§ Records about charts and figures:
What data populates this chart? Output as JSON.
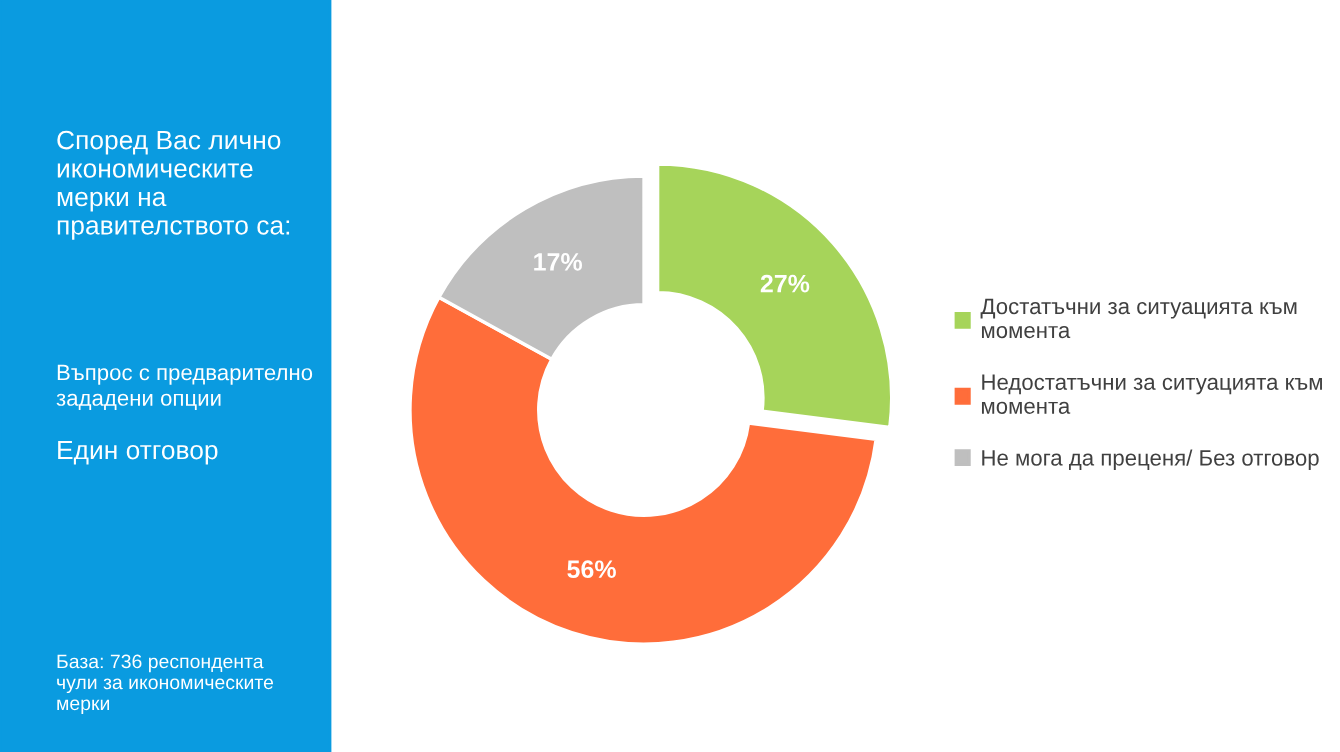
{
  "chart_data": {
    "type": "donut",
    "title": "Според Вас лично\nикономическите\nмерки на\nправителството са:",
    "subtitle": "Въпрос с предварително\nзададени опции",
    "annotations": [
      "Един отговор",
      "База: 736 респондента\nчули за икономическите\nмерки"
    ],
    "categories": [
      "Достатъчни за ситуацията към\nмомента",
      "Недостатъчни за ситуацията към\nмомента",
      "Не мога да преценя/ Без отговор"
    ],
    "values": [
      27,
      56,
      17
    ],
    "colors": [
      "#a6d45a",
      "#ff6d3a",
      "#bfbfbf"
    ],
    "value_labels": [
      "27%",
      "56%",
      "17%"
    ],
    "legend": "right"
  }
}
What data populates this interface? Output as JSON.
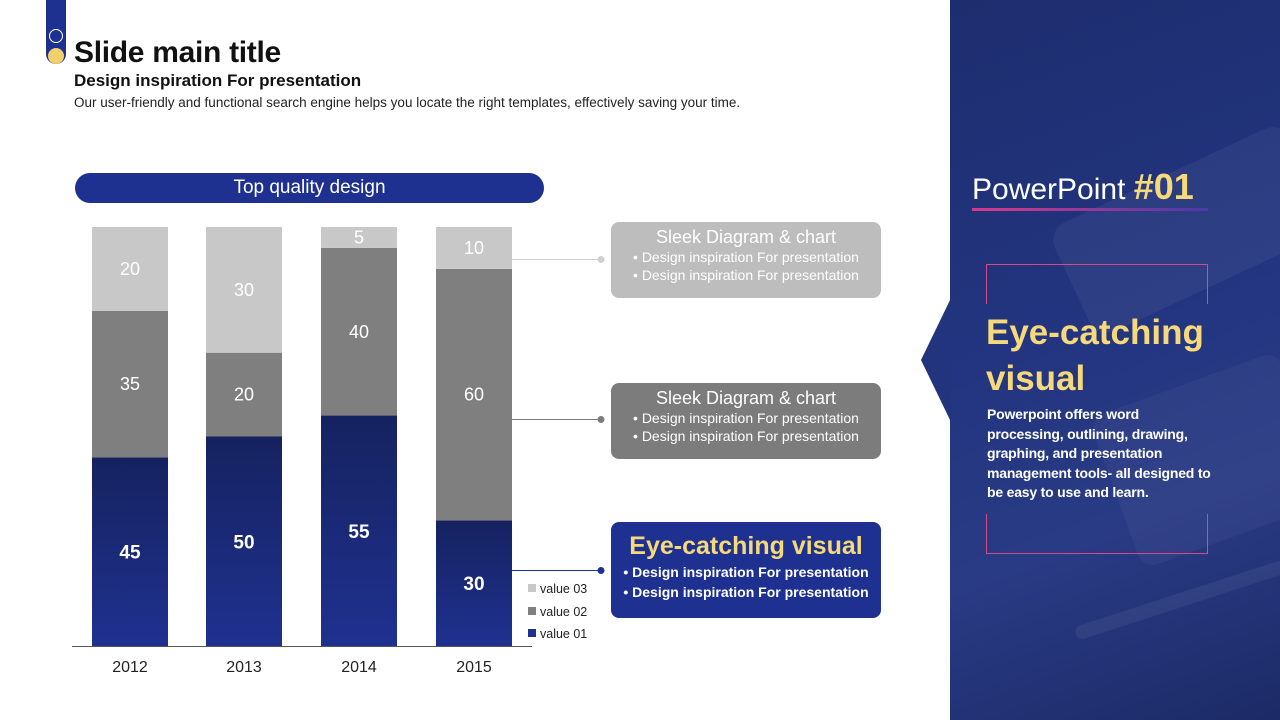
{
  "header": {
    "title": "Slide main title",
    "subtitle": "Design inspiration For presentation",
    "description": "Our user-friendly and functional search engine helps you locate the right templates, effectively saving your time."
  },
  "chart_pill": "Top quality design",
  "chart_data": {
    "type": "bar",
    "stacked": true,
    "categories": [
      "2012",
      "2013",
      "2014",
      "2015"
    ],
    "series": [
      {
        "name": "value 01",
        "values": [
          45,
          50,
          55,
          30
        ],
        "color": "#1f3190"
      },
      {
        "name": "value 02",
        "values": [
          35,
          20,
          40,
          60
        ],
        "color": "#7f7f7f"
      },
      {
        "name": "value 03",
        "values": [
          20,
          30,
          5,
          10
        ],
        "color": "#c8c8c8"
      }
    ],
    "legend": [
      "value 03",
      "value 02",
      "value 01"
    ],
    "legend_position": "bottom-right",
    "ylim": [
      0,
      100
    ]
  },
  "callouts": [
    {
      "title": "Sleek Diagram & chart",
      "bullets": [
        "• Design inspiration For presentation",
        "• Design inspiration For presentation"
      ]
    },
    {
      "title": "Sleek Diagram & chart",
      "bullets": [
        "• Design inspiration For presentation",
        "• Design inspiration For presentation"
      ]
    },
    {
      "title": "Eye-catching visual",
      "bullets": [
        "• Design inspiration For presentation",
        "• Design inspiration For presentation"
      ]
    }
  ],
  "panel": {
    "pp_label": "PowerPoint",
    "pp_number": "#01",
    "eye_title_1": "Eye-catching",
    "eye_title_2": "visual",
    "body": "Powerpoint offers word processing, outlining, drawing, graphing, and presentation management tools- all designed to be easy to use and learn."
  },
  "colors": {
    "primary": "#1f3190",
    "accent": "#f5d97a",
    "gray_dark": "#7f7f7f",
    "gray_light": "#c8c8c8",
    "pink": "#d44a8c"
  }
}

§ SET PROBLEM: Make an exact copy of every record, pictures excluded.

§ COMPLETE RESPONSE:
What data populates this chart? Output as JSON.
{
  "chart_data": {
    "type": "donut",
    "title": "Според Вас лично\nикономическите\nмерки на\nправителството са:",
    "subtitle": "Въпрос с предварително\nзададени опции",
    "annotations": [
      "Един отговор",
      "База: 736 респондента\nчули за икономическите\nмерки"
    ],
    "categories": [
      "Достатъчни за ситуацията към\nмомента",
      "Недостатъчни за ситуацията към\nмомента",
      "Не мога да преценя/ Без отговор"
    ],
    "values": [
      27,
      56,
      17
    ],
    "colors": [
      "#a6d45a",
      "#ff6d3a",
      "#bfbfbf"
    ],
    "value_labels": [
      "27%",
      "56%",
      "17%"
    ],
    "legend": "right"
  }
}
What data populates this interface? Output as JSON.
{
  "header": {
    "title": "Slide main title",
    "subtitle": "Design inspiration For presentation",
    "description": "Our user-friendly and functional search engine helps you locate the right templates, effectively saving your time."
  },
  "chart_pill": "Top quality design",
  "chart_data": {
    "type": "bar",
    "stacked": true,
    "categories": [
      "2012",
      "2013",
      "2014",
      "2015"
    ],
    "series": [
      {
        "name": "value 01",
        "values": [
          45,
          50,
          55,
          30
        ],
        "color": "#1f3190"
      },
      {
        "name": "value 02",
        "values": [
          35,
          20,
          40,
          60
        ],
        "color": "#7f7f7f"
      },
      {
        "name": "value 03",
        "values": [
          20,
          30,
          5,
          10
        ],
        "color": "#c8c8c8"
      }
    ],
    "legend": [
      "value 03",
      "value 02",
      "value 01"
    ],
    "legend_position": "bottom-right",
    "ylim": [
      0,
      100
    ]
  },
  "callouts": [
    {
      "title": "Sleek Diagram & chart",
      "bullets": [
        "• Design inspiration For presentation",
        "• Design inspiration For presentation"
      ]
    },
    {
      "title": "Sleek Diagram & chart",
      "bullets": [
        "• Design inspiration For presentation",
        "• Design inspiration For presentation"
      ]
    },
    {
      "title": "Eye-catching visual",
      "bullets": [
        "• Design inspiration For presentation",
        "• Design inspiration For presentation"
      ]
    }
  ],
  "panel": {
    "pp_label": "PowerPoint",
    "pp_number": "#01",
    "eye_title_1": "Eye-catching",
    "eye_title_2": "visual",
    "body": "Powerpoint offers word processing, outlining, drawing, graphing, and presentation management tools- all designed to be easy to use and learn."
  },
  "colors": {
    "primary": "#1f3190",
    "accent": "#f5d97a",
    "gray_dark": "#7f7f7f",
    "gray_light": "#c8c8c8",
    "pink": "#d44a8c"
  }
}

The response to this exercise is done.